Your task: Print the entries below in their entirety, exactly as they are written.

Records provided:
>> Start

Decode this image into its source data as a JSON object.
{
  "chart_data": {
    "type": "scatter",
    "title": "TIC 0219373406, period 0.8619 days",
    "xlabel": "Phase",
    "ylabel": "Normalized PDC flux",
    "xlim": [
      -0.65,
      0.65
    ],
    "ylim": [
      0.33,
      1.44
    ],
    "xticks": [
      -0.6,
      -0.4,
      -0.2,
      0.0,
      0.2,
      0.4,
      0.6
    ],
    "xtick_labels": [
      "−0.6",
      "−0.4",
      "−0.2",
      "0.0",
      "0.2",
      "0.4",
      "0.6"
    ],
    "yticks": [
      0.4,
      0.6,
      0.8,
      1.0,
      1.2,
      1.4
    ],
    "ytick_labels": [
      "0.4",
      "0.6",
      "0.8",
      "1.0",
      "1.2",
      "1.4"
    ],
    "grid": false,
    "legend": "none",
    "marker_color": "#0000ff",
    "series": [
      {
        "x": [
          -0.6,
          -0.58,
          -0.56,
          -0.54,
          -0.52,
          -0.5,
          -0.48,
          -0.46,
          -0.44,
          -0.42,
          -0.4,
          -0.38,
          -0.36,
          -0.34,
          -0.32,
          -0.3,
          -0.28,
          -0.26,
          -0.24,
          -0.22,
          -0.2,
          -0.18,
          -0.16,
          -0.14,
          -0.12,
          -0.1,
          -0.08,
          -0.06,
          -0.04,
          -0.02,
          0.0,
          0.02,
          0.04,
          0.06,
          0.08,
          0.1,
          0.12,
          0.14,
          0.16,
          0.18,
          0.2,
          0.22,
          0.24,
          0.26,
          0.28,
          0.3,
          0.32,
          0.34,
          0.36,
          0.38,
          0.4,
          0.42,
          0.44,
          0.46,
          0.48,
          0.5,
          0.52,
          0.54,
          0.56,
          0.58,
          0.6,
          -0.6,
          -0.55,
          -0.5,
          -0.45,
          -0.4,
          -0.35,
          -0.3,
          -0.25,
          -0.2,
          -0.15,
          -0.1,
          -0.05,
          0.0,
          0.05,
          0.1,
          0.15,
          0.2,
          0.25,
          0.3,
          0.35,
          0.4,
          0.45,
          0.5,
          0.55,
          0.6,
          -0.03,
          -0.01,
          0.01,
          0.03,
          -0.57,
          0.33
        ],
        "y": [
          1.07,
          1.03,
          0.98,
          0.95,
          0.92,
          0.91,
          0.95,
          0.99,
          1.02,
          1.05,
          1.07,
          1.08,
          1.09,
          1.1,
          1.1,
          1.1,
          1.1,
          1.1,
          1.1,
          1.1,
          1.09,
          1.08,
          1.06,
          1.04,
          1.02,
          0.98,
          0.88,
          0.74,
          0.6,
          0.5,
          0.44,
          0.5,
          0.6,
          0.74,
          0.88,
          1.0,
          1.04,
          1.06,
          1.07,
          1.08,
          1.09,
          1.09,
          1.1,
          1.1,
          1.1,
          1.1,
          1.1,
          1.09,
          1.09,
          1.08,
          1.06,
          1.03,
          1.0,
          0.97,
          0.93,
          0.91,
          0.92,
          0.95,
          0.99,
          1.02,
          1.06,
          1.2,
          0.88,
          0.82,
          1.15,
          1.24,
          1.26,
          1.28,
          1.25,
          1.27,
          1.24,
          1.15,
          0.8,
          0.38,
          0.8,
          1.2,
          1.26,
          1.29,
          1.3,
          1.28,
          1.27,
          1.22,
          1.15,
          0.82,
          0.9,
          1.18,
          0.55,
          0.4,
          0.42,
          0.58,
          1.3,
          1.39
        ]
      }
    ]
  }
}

>> End

Answer to the problem:
Decode this image into its source data as a JSON object.
{
  "chart_data": {
    "type": "scatter",
    "title": "TIC 0219373406, period 0.8619 days",
    "xlabel": "Phase",
    "ylabel": "Normalized PDC flux",
    "xlim": [
      -0.65,
      0.65
    ],
    "ylim": [
      0.33,
      1.44
    ],
    "xticks": [
      -0.6,
      -0.4,
      -0.2,
      0.0,
      0.2,
      0.4,
      0.6
    ],
    "xtick_labels": [
      "−0.6",
      "−0.4",
      "−0.2",
      "0.0",
      "0.2",
      "0.4",
      "0.6"
    ],
    "yticks": [
      0.4,
      0.6,
      0.8,
      1.0,
      1.2,
      1.4
    ],
    "ytick_labels": [
      "0.4",
      "0.6",
      "0.8",
      "1.0",
      "1.2",
      "1.4"
    ],
    "grid": false,
    "legend": "none",
    "marker_color": "#0000ff",
    "series": [
      {
        "x": [
          -0.6,
          -0.58,
          -0.56,
          -0.54,
          -0.52,
          -0.5,
          -0.48,
          -0.46,
          -0.44,
          -0.42,
          -0.4,
          -0.38,
          -0.36,
          -0.34,
          -0.32,
          -0.3,
          -0.28,
          -0.26,
          -0.24,
          -0.22,
          -0.2,
          -0.18,
          -0.16,
          -0.14,
          -0.12,
          -0.1,
          -0.08,
          -0.06,
          -0.04,
          -0.02,
          0.0,
          0.02,
          0.04,
          0.06,
          0.08,
          0.1,
          0.12,
          0.14,
          0.16,
          0.18,
          0.2,
          0.22,
          0.24,
          0.26,
          0.28,
          0.3,
          0.32,
          0.34,
          0.36,
          0.38,
          0.4,
          0.42,
          0.44,
          0.46,
          0.48,
          0.5,
          0.52,
          0.54,
          0.56,
          0.58,
          0.6,
          -0.6,
          -0.55,
          -0.5,
          -0.45,
          -0.4,
          -0.35,
          -0.3,
          -0.25,
          -0.2,
          -0.15,
          -0.1,
          -0.05,
          0.0,
          0.05,
          0.1,
          0.15,
          0.2,
          0.25,
          0.3,
          0.35,
          0.4,
          0.45,
          0.5,
          0.55,
          0.6,
          -0.03,
          -0.01,
          0.01,
          0.03,
          -0.57,
          0.33
        ],
        "y": [
          1.07,
          1.03,
          0.98,
          0.95,
          0.92,
          0.91,
          0.95,
          0.99,
          1.02,
          1.05,
          1.07,
          1.08,
          1.09,
          1.1,
          1.1,
          1.1,
          1.1,
          1.1,
          1.1,
          1.1,
          1.09,
          1.08,
          1.06,
          1.04,
          1.02,
          0.98,
          0.88,
          0.74,
          0.6,
          0.5,
          0.44,
          0.5,
          0.6,
          0.74,
          0.88,
          1.0,
          1.04,
          1.06,
          1.07,
          1.08,
          1.09,
          1.09,
          1.1,
          1.1,
          1.1,
          1.1,
          1.1,
          1.09,
          1.09,
          1.08,
          1.06,
          1.03,
          1.0,
          0.97,
          0.93,
          0.91,
          0.92,
          0.95,
          0.99,
          1.02,
          1.06,
          1.2,
          0.88,
          0.82,
          1.15,
          1.24,
          1.26,
          1.28,
          1.25,
          1.27,
          1.24,
          1.15,
          0.8,
          0.38,
          0.8,
          1.2,
          1.26,
          1.29,
          1.3,
          1.28,
          1.27,
          1.22,
          1.15,
          0.82,
          0.9,
          1.18,
          0.55,
          0.4,
          0.42,
          0.58,
          1.3,
          1.39
        ]
      }
    ]
  }
}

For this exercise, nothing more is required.